_Task to complete:_ Print all of the data exactly as written.

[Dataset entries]

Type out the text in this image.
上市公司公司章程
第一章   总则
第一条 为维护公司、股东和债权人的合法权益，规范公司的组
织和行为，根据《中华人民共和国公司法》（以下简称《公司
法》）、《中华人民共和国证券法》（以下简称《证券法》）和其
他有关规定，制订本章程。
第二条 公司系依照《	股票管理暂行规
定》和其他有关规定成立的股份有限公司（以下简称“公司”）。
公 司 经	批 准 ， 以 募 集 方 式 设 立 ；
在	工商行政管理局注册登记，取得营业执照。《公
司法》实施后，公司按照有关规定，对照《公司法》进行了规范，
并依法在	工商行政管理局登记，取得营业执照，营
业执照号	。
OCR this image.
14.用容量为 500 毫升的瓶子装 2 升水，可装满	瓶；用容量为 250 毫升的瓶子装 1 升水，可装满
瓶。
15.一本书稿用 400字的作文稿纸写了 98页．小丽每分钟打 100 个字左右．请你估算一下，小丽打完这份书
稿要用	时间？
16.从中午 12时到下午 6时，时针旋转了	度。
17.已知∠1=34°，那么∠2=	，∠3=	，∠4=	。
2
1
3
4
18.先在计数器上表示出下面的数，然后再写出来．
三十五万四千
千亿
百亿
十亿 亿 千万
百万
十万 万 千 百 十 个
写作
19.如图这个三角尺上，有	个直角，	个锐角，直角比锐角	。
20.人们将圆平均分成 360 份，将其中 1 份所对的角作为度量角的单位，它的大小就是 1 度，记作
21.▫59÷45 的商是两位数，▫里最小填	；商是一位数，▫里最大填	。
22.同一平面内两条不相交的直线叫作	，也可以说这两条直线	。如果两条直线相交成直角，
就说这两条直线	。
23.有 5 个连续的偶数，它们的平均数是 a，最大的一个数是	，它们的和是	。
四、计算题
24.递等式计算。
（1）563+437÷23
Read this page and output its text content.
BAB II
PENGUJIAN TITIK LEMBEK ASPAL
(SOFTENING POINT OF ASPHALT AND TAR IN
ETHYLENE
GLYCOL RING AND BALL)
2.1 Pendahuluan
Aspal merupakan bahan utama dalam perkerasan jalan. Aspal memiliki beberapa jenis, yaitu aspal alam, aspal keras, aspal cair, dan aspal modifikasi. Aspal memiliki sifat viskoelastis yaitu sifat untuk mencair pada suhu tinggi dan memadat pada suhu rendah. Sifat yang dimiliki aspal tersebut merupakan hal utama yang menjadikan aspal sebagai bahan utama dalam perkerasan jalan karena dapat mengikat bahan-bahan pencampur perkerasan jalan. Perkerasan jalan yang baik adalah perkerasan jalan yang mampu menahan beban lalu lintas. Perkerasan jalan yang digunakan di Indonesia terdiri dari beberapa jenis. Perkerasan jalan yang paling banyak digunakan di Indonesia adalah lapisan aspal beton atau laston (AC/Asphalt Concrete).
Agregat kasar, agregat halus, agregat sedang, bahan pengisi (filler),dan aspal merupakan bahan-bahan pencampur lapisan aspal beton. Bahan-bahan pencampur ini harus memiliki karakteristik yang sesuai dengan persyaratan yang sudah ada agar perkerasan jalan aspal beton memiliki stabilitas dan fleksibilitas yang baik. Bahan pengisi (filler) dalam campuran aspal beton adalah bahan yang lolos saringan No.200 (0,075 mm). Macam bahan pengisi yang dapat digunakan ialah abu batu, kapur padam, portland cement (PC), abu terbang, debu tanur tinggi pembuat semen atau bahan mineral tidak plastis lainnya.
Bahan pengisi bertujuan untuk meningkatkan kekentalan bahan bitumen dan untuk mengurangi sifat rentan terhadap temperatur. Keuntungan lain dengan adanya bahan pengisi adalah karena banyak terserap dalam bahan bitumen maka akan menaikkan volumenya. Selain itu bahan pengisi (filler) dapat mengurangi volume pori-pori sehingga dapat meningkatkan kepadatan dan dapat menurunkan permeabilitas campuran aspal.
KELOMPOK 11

_Task result:_
Type out the text in this image.
上市公司公司章程
第一章   总则
第一条 为维护公司、股东和债权人的合法权益，规范公司的组
织和行为，根据《中华人民共和国公司法》（以下简称《公司
法》）、《中华人民共和国证券法》（以下简称《证券法》）和其
他有关规定，制订本章程。
第二条 公司系依照《	股票管理暂行规
定》和其他有关规定成立的股份有限公司（以下简称“公司”）。
公 司 经	批 准 ， 以 募 集 方 式 设 立 ；
在	工商行政管理局注册登记，取得营业执照。《公
司法》实施后，公司按照有关规定，对照《公司法》进行了规范，
并依法在	工商行政管理局登记，取得营业执照，营
业执照号	。
OCR this image.
14.用容量为 500 毫升的瓶子装 2 升水，可装满	瓶；用容量为 250 毫升的瓶子装 1 升水，可装满
瓶。
15.一本书稿用 400字的作文稿纸写了 98页．小丽每分钟打 100 个字左右．请你估算一下，小丽打完这份书
稿要用	时间？
16.从中午 12时到下午 6时，时针旋转了	度。
17.已知∠1=34°，那么∠2=	，∠3=	，∠4=	。
2
1
3
4
18.先在计数器上表示出下面的数，然后再写出来．
三十五万四千
千亿
百亿
十亿 亿 千万
百万
十万 万 千 百 十 个
写作
19.如图这个三角尺上，有	个直角，	个锐角，直角比锐角	。
20.人们将圆平均分成 360 份，将其中 1 份所对的角作为度量角的单位，它的大小就是 1 度，记作
21.▫59÷45 的商是两位数，▫里最小填	；商是一位数，▫里最大填	。
22.同一平面内两条不相交的直线叫作	，也可以说这两条直线	。如果两条直线相交成直角，
就说这两条直线	。
23.有 5 个连续的偶数，它们的平均数是 a，最大的一个数是	，它们的和是	。
四、计算题
24.递等式计算。
（1）563+437÷23
Read this page and output its text content.
BAB II
PENGUJIAN TITIK LEMBEK ASPAL
(SOFTENING POINT OF ASPHALT AND TAR IN
ETHYLENE
GLYCOL RING AND BALL)
2.1 Pendahuluan
Aspal merupakan bahan utama dalam perkerasan jalan. Aspal memiliki beberapa jenis, yaitu aspal alam, aspal keras, aspal cair, dan aspal modifikasi. Aspal memiliki sifat viskoelastis yaitu sifat untuk mencair pada suhu tinggi dan memadat pada suhu rendah. Sifat yang dimiliki aspal tersebut merupakan hal utama yang menjadikan aspal sebagai bahan utama dalam perkerasan jalan karena dapat mengikat bahan-bahan pencampur perkerasan jalan. Perkerasan jalan yang baik adalah perkerasan jalan yang mampu menahan beban lalu lintas. Perkerasan jalan yang digunakan di Indonesia terdiri dari beberapa jenis. Perkerasan jalan yang paling banyak digunakan di Indonesia adalah lapisan aspal beton atau laston (AC/Asphalt Concrete).
Agregat kasar, agregat halus, agregat sedang, bahan pengisi (filler),dan aspal merupakan bahan-bahan pencampur lapisan aspal beton. Bahan-bahan pencampur ini harus memiliki karakteristik yang sesuai dengan persyaratan yang sudah ada agar perkerasan jalan aspal beton memiliki stabilitas dan fleksibilitas yang baik. Bahan pengisi (filler) dalam campuran aspal beton adalah bahan yang lolos saringan No.200 (0,075 mm). Macam bahan pengisi yang dapat digunakan ialah abu batu, kapur padam, portland cement (PC), abu terbang, debu tanur tinggi pembuat semen atau bahan mineral tidak plastis lainnya.
Bahan pengisi bertujuan untuk meningkatkan kekentalan bahan bitumen dan untuk mengurangi sifat rentan terhadap temperatur. Keuntungan lain dengan adanya bahan pengisi adalah karena banyak terserap dalam bahan bitumen maka akan menaikkan volumenya. Selain itu bahan pengisi (filler) dapat mengurangi volume pori-pori sehingga dapat meningkatkan kepadatan dan dapat menurunkan permeabilitas campuran aspal.
KELOMPOK 11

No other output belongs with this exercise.